* **What is needed**
Find every line below that contains the word "administrator" and copy it out.

[Collected data]
*****

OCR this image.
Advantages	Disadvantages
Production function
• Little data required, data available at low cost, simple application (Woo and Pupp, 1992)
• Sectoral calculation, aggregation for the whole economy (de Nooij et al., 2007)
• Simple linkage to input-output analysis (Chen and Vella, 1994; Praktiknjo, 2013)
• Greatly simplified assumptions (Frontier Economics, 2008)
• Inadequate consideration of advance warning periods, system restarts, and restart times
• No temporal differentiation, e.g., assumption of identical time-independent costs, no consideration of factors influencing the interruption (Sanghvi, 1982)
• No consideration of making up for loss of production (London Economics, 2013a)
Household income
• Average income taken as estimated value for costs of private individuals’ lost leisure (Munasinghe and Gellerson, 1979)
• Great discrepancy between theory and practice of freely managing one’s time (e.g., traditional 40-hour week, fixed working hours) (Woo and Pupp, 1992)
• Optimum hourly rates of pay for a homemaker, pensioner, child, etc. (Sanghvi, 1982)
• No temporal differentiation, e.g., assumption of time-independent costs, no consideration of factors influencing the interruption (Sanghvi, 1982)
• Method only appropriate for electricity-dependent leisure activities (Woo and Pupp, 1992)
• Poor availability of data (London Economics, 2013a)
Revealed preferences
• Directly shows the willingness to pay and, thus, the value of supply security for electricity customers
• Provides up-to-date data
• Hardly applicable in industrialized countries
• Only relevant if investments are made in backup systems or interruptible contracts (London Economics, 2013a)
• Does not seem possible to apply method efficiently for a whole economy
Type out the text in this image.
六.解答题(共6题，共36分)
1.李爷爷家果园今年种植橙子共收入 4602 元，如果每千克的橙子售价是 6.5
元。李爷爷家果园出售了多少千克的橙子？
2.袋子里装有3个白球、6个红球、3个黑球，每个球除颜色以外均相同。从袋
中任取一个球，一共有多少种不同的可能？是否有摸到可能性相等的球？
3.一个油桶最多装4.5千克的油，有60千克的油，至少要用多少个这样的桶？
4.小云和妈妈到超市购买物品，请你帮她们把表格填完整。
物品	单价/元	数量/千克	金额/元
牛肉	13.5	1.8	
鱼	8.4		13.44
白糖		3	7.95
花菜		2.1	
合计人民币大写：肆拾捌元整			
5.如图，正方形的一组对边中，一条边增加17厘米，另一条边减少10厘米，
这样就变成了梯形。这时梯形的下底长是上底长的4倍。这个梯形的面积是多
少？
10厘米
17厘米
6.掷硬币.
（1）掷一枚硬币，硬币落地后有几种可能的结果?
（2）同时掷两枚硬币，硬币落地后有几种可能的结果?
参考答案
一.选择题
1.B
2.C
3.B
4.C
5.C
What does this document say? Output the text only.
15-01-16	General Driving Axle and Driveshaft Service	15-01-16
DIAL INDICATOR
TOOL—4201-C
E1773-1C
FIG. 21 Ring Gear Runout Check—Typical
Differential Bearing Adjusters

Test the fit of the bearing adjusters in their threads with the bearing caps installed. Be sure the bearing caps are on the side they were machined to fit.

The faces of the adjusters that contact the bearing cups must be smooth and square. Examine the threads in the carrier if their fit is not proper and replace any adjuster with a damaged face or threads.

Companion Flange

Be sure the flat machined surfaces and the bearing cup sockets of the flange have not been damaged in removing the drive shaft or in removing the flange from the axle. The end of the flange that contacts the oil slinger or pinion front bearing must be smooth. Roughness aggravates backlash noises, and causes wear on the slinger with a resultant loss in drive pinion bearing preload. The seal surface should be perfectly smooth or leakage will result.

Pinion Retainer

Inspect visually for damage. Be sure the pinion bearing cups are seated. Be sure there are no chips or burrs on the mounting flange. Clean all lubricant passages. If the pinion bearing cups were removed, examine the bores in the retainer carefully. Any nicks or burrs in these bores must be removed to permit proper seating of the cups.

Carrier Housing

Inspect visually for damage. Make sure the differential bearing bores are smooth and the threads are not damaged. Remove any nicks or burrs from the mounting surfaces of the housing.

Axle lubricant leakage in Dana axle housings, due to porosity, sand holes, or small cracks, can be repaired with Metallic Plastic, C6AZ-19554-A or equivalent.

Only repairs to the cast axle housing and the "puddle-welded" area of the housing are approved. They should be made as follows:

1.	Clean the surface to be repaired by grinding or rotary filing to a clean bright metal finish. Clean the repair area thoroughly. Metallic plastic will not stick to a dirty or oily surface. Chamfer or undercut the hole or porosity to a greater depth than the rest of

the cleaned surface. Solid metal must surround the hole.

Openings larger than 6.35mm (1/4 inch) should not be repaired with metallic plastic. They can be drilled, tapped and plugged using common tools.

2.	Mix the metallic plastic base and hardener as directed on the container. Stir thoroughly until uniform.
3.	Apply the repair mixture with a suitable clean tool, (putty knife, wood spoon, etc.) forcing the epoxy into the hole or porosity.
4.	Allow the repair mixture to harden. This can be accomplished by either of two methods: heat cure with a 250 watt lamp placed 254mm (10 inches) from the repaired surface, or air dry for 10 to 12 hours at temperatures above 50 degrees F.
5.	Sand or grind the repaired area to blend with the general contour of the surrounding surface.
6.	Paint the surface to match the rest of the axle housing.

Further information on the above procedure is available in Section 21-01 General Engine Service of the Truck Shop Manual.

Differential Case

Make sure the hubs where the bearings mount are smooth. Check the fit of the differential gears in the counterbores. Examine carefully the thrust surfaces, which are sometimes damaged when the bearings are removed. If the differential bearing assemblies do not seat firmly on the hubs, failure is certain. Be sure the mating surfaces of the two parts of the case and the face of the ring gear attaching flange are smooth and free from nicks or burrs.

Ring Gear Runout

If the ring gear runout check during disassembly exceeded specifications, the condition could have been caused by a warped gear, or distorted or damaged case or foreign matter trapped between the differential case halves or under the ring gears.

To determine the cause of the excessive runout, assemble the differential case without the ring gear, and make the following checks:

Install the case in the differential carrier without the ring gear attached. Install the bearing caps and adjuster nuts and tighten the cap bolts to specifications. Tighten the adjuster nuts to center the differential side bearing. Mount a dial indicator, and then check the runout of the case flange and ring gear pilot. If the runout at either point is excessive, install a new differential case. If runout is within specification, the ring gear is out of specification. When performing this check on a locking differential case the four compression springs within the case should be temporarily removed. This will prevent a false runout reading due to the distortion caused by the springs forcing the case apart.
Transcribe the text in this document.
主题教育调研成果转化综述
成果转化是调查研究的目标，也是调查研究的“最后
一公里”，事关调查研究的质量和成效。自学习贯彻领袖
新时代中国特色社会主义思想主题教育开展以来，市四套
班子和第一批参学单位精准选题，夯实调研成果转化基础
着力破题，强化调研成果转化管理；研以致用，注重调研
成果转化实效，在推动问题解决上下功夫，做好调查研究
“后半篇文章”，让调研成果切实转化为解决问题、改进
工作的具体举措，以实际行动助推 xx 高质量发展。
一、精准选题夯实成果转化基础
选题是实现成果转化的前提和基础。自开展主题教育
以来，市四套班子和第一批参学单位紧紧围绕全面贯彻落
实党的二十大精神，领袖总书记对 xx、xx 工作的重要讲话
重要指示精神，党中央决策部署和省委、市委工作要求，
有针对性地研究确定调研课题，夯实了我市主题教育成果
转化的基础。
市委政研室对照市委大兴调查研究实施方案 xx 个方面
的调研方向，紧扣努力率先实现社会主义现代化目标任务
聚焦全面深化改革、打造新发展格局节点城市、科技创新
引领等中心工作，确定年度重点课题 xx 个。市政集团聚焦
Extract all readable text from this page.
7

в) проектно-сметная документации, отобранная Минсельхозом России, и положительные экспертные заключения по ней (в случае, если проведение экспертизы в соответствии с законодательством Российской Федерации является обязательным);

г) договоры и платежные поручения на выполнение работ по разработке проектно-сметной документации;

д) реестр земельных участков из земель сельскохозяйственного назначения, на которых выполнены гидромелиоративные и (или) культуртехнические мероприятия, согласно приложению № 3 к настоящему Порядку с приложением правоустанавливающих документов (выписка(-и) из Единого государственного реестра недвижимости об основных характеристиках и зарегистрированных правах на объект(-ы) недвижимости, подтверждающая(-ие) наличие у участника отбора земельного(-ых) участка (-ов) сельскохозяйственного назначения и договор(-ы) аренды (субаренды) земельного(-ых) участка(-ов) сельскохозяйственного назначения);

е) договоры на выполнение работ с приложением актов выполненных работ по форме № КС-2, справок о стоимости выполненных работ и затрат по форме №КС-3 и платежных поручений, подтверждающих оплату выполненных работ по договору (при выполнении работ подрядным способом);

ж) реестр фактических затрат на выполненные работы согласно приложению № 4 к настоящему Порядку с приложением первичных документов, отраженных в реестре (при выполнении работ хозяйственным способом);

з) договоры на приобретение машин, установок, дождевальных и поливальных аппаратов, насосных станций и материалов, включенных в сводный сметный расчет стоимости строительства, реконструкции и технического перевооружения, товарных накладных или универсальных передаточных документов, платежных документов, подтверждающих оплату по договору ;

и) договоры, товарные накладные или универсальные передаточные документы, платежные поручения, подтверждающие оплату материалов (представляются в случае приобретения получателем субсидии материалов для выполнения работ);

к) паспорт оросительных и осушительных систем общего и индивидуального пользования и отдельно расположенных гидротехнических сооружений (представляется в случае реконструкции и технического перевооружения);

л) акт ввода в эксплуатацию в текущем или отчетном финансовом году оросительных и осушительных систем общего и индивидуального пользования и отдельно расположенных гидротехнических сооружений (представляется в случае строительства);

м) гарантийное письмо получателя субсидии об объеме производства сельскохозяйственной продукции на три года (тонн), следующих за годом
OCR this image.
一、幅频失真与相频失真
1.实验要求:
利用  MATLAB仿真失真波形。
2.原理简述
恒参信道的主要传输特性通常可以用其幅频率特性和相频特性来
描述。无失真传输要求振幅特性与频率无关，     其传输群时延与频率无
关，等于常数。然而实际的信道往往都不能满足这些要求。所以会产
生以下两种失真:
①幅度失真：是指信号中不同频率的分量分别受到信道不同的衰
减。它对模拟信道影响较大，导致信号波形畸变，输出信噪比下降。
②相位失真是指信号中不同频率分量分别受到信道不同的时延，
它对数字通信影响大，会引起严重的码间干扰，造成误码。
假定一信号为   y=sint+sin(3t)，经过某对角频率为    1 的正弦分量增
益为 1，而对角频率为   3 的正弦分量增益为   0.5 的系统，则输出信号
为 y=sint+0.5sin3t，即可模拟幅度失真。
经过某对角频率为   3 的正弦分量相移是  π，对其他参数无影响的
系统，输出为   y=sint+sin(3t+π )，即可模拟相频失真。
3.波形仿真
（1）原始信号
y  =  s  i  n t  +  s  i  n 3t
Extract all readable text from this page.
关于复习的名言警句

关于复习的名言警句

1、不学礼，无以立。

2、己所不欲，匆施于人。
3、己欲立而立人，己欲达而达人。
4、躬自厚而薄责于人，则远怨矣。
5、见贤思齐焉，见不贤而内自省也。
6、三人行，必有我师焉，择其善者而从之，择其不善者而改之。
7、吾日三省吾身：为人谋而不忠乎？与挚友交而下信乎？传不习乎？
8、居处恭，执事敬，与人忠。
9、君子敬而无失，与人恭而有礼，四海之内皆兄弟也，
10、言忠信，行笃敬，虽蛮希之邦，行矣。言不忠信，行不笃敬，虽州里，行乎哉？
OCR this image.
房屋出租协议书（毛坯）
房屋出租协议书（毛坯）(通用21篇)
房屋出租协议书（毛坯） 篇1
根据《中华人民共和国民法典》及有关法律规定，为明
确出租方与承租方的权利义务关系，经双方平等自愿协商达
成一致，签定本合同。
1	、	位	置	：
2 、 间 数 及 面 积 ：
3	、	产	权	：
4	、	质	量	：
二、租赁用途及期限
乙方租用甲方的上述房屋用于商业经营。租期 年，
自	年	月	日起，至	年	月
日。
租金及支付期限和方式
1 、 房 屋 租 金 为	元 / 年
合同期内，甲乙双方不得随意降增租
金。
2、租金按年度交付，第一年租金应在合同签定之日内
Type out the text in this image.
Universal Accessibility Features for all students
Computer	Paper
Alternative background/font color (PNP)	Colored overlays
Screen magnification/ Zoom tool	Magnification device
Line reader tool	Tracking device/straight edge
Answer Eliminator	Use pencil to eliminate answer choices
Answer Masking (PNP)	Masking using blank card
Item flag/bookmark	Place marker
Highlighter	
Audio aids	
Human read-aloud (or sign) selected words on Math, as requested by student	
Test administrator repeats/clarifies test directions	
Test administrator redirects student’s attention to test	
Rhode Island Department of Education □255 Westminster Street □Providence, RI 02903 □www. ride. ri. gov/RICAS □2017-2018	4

*****

* **Response for this exercise**
Test administrator repeats/clarifies test directions	
Test administrator redirects student’s attention to test	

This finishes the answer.